### Exercise requirements
Tally the lines of the listing that contain the word "estado", then give the total and nothing else.

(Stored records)

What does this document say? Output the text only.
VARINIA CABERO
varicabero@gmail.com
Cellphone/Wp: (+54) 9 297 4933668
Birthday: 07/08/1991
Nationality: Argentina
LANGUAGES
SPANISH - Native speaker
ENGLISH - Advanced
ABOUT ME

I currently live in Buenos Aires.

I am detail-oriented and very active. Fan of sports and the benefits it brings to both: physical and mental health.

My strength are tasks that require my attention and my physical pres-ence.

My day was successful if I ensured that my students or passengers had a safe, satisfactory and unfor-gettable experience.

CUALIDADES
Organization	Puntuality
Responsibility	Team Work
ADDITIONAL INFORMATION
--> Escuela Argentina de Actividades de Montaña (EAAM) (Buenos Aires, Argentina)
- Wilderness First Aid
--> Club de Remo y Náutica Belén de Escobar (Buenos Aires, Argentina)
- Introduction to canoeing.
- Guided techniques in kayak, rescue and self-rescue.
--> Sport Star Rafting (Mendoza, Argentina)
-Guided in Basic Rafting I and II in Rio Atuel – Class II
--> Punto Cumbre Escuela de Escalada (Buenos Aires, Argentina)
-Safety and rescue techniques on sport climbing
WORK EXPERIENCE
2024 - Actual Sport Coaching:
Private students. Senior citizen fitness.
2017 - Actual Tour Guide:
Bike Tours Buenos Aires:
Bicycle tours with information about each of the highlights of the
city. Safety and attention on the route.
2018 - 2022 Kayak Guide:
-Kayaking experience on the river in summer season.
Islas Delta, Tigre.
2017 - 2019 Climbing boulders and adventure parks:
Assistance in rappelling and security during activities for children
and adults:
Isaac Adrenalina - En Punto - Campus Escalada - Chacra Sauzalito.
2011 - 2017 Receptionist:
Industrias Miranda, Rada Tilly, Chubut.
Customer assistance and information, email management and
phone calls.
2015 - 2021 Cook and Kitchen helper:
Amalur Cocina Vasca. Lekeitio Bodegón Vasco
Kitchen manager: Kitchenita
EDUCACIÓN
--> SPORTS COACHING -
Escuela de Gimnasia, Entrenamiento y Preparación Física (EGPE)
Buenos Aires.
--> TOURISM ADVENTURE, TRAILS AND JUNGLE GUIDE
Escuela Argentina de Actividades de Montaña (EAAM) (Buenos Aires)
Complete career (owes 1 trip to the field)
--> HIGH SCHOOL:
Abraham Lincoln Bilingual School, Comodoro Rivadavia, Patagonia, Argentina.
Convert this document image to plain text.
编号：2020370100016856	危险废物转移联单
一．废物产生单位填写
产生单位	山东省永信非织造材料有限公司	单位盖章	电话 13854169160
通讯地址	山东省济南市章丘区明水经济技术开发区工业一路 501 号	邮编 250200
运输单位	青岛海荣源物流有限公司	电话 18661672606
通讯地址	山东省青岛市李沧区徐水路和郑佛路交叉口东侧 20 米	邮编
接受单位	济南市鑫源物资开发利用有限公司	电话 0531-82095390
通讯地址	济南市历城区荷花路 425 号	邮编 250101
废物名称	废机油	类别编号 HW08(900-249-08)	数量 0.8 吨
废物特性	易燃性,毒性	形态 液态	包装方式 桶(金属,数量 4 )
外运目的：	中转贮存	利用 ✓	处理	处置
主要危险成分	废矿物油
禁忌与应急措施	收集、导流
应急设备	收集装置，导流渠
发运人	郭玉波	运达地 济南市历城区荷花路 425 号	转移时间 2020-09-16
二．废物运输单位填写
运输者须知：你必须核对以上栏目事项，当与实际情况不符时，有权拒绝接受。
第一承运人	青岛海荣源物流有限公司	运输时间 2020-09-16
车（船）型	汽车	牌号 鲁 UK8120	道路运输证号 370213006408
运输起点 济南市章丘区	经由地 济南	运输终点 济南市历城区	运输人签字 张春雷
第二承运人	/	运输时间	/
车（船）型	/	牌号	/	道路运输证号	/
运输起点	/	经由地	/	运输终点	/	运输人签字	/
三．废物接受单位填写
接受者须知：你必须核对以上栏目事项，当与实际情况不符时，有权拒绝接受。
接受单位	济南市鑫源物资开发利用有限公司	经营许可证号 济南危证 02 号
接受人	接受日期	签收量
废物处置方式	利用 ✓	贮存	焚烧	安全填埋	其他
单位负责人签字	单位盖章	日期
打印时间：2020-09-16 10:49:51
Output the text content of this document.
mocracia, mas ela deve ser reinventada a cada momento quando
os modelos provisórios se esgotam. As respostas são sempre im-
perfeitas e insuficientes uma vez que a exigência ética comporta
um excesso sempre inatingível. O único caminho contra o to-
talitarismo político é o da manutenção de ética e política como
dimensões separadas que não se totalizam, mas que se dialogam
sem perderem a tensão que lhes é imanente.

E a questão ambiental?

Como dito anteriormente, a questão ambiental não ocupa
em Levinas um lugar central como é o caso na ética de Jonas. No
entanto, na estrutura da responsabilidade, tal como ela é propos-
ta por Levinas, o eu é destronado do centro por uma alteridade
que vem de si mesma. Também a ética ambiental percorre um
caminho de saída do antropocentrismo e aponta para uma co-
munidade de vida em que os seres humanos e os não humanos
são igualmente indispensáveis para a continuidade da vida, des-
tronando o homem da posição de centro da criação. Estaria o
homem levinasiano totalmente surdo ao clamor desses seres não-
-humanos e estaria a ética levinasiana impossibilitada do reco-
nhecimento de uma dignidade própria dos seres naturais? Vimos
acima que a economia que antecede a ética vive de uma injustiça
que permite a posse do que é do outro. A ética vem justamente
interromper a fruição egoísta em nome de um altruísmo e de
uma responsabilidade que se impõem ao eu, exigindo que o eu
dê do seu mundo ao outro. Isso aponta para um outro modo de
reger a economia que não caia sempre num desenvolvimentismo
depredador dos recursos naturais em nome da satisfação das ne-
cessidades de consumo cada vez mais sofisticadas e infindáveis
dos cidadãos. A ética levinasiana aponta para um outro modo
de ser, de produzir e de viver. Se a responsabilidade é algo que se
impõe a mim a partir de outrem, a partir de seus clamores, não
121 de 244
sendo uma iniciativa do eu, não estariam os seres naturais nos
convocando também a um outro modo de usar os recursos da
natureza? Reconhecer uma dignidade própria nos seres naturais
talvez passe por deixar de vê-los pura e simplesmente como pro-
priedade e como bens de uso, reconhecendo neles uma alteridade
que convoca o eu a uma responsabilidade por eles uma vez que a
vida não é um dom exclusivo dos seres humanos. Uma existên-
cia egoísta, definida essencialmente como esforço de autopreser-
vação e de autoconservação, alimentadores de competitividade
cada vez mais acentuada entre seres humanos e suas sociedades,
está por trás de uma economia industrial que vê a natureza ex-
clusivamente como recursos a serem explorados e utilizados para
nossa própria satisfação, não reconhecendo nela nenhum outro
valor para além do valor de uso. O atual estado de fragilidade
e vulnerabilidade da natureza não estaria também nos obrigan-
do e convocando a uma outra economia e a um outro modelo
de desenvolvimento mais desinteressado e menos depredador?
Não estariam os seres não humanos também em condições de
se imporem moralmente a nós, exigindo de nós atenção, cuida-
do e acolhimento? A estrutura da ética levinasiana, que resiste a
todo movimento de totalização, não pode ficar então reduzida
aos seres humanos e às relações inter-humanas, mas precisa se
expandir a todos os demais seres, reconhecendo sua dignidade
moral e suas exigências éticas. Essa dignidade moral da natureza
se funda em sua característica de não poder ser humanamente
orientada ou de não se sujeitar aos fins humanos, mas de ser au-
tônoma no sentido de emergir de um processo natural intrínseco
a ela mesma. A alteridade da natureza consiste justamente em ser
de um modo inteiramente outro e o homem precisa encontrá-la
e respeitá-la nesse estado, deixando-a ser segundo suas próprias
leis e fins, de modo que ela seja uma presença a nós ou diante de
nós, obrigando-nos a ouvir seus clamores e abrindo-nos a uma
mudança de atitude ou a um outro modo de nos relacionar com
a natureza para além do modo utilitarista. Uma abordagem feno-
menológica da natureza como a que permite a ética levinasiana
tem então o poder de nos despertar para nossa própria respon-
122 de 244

### Written response
2